## BEGIN

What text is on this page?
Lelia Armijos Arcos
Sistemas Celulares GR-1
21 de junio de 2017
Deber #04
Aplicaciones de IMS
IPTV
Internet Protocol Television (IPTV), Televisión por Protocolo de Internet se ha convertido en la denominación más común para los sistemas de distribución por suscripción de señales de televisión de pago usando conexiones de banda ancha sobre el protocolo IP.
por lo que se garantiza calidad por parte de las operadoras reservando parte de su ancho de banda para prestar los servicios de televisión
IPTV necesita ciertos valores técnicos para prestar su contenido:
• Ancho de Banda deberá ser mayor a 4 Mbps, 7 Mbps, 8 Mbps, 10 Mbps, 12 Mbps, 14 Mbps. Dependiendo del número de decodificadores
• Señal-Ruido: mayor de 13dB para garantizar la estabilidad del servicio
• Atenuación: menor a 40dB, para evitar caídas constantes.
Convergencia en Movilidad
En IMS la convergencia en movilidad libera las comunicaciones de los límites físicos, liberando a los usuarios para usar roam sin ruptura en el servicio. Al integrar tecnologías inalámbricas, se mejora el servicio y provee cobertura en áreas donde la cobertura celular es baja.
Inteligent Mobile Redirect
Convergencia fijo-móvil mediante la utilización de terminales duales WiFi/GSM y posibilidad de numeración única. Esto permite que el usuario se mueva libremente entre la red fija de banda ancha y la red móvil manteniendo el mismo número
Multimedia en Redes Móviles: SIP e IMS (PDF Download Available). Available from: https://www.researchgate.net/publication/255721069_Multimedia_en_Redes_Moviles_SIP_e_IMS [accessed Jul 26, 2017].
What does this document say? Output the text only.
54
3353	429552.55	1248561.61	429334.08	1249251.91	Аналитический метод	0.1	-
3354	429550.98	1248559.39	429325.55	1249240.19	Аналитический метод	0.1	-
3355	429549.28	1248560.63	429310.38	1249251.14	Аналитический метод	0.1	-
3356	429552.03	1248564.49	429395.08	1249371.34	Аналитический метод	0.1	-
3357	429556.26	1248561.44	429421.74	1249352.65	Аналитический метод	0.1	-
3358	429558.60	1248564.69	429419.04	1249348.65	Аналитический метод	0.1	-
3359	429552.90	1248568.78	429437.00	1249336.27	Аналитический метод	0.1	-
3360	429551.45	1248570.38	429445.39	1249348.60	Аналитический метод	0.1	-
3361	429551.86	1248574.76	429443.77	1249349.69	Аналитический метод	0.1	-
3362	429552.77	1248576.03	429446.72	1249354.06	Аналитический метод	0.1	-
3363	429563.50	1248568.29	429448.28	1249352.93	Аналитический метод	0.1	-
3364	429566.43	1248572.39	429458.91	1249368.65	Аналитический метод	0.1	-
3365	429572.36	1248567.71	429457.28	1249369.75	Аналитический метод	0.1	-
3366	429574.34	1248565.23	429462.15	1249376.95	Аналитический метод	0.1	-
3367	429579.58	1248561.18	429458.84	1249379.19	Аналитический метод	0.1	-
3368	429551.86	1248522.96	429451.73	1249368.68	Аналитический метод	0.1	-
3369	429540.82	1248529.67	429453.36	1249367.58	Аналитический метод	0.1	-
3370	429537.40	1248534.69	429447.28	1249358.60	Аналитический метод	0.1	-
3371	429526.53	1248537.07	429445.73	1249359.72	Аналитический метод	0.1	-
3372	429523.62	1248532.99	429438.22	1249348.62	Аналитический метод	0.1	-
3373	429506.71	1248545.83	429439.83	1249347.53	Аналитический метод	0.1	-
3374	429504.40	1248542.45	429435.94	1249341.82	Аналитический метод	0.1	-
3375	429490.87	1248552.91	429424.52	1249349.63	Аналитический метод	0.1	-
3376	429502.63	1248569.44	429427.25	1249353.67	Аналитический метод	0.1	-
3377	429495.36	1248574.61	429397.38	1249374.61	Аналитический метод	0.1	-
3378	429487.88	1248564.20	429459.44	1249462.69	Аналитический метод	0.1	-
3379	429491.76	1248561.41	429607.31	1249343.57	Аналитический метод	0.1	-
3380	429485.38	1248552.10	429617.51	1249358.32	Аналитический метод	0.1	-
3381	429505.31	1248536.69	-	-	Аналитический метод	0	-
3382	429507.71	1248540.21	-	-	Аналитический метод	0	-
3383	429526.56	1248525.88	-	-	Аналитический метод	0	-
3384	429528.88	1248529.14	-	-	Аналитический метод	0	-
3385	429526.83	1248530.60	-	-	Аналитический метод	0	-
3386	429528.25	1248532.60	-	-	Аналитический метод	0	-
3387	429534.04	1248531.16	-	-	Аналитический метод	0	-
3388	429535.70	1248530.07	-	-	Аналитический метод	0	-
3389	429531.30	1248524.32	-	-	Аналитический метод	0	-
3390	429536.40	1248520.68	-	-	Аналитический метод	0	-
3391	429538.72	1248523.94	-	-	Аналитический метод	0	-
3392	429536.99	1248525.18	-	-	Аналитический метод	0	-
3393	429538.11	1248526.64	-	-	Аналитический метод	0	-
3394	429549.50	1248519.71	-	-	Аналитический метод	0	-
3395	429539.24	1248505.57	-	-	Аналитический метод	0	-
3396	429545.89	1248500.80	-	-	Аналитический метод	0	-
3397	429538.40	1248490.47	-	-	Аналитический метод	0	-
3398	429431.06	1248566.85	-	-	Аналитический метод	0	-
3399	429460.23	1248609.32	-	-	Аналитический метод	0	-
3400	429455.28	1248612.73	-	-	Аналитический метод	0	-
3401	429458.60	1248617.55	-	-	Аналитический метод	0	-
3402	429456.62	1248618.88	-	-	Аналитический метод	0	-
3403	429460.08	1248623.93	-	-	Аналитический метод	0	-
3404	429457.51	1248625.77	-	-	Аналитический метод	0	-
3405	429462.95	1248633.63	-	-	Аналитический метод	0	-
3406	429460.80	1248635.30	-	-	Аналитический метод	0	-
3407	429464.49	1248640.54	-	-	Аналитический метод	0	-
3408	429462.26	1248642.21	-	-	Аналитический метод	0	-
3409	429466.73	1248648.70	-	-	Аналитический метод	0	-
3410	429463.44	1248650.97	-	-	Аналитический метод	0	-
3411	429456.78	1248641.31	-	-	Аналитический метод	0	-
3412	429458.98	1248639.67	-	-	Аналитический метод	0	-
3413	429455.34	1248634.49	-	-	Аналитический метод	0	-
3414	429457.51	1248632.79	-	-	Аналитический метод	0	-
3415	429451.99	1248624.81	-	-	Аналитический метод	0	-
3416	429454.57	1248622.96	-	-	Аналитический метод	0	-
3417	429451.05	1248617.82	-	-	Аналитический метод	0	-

## END

*STATED PROBLEM*:
Go through the records and show every line with the string "this" in it.

*FULL OUTPUT*:
What text is on this page?
What does this document say? Output the text only.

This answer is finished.